- _PROBLEM DESCRIPTION_
Write out each line of the material again, word for word.
=-=-=-=-=
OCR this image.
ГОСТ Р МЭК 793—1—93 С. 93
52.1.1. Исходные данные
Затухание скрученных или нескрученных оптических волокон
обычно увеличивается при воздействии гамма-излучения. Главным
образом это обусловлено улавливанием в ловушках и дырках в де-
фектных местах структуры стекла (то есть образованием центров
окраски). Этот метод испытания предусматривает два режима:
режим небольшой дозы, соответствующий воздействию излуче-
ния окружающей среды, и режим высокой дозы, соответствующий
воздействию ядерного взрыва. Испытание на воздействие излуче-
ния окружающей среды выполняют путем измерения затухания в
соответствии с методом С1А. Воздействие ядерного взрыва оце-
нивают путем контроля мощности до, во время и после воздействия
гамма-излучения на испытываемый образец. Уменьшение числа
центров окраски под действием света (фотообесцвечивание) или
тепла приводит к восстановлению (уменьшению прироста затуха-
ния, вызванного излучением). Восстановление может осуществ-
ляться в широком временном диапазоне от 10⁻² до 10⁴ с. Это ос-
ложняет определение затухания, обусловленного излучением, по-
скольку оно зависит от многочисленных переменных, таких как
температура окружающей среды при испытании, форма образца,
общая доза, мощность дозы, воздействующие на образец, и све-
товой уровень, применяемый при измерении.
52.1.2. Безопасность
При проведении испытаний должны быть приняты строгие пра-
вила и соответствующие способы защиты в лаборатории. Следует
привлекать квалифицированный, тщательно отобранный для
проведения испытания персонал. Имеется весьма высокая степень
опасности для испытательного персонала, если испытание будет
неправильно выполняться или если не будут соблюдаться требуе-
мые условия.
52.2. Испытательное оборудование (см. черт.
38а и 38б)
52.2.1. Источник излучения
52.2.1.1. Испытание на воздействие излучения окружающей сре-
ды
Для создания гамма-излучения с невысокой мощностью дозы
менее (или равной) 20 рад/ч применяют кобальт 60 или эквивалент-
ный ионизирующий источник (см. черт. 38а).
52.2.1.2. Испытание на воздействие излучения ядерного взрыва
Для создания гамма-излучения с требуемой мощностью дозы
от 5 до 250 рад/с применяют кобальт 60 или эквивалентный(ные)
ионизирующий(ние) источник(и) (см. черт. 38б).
=-=-=-=-=
- _WORKED ANSWER_
OCR this image.
ГОСТ Р МЭК 793—1—93 С. 93
52.1.1. Исходные данные
Затухание скрученных или нескрученных оптических волокон
обычно увеличивается при воздействии гамма-излучения. Главным
образом это обусловлено улавливанием в ловушках и дырках в де-
фектных местах структуры стекла (то есть образованием центров
окраски). Этот метод испытания предусматривает два режима:
режим небольшой дозы, соответствующий воздействию излуче-
ния окружающей среды, и режим высокой дозы, соответствующий
воздействию ядерного взрыва. Испытание на воздействие излуче-
ния окружающей среды выполняют путем измерения затухания в
соответствии с методом С1А. Воздействие ядерного взрыва оце-
нивают путем контроля мощности до, во время и после воздействия
гамма-излучения на испытываемый образец. Уменьшение числа
центров окраски под действием света (фотообесцвечивание) или
тепла приводит к восстановлению (уменьшению прироста затуха-
ния, вызванного излучением). Восстановление может осуществ-
ляться в широком временном диапазоне от 10⁻² до 10⁴ с. Это ос-
ложняет определение затухания, обусловленного излучением, по-
скольку оно зависит от многочисленных переменных, таких как
температура окружающей среды при испытании, форма образца,
общая доза, мощность дозы, воздействующие на образец, и све-
товой уровень, применяемый при измерении.
52.1.2. Безопасность
При проведении испытаний должны быть приняты строгие пра-
вила и соответствующие способы защиты в лаборатории. Следует
привлекать квалифицированный, тщательно отобранный для
проведения испытания персонал. Имеется весьма высокая степень
опасности для испытательного персонала, если испытание будет
неправильно выполняться или если не будут соблюдаться требуе-
мые условия.
52.2. Испытательное оборудование (см. черт.
38а и 38б)
52.2.1. Источник излучения
52.2.1.1. Испытание на воздействие излучения окружающей сре-
ды
Для создания гамма-излучения с невысокой мощностью дозы
менее (или равной) 20 рад/ч применяют кобальт 60 или эквивалент-
ный ионизирующий источник (см. черт. 38а).
52.2.1.2. Испытание на воздействие излучения ядерного взрыва
Для создания гамма-излучения с требуемой мощностью дозы
от 5 до 250 рад/с применяют кобальт 60 или эквивалентный(ные)
ионизирующий(ние) источник(и) (см. черт. 38б).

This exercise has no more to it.